------ RECORDS FOR THE EXERCISE

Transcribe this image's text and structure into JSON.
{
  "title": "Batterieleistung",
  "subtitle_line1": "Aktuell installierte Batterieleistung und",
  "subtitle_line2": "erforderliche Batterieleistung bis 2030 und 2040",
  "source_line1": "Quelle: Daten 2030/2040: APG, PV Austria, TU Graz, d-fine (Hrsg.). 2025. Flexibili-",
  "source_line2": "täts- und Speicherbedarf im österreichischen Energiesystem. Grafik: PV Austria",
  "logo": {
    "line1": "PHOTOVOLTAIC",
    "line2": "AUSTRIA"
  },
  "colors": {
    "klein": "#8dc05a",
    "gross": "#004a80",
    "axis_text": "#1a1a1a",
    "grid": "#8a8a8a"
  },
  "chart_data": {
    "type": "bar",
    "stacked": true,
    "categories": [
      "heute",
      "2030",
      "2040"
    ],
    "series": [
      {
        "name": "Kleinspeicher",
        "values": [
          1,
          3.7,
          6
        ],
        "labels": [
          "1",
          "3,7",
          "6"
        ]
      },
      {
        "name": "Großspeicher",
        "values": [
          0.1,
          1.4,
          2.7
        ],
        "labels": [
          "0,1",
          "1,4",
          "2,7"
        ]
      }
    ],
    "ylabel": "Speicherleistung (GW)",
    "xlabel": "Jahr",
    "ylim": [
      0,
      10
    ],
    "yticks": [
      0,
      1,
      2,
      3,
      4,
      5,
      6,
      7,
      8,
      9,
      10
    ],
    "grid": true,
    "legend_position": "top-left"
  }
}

------------
------ RECORDS FOR THE EXERCISE

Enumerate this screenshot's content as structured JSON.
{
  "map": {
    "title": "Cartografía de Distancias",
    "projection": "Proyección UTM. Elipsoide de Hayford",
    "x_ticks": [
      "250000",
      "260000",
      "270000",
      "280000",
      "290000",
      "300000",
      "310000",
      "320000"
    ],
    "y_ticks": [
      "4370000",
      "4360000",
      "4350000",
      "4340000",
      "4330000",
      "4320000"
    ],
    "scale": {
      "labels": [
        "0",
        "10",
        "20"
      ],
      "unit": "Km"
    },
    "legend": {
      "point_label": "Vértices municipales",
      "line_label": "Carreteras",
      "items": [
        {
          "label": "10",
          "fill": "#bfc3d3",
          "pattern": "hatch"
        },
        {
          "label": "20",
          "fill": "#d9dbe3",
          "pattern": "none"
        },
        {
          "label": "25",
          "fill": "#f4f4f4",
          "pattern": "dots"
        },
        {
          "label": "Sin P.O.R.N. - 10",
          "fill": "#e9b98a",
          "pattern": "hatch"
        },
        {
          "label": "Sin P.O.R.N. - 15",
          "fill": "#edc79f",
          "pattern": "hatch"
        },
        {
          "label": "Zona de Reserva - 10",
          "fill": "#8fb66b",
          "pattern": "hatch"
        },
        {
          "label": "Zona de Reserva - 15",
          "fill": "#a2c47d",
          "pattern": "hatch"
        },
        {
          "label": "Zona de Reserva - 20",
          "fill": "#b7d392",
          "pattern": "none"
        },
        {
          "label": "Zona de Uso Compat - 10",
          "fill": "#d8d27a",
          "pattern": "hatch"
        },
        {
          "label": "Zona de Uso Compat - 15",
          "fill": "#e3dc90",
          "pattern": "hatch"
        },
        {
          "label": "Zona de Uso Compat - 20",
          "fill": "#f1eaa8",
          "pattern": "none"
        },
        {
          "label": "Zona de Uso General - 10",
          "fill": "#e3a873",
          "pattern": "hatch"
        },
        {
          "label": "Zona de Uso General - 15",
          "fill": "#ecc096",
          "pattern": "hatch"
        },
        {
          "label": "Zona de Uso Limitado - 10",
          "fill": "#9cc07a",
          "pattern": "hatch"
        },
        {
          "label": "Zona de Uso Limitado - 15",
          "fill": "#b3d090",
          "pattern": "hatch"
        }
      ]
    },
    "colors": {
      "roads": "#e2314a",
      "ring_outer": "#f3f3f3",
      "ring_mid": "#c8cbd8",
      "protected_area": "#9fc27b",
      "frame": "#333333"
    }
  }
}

------------

- _WHAT YOU HAVE TO DO_:
Scan the material for lines with the word "name", and copy each line you find.

- _THE RESPONSE_:
        "name": "Kleinspeicher",
        "name": "Großspeicher",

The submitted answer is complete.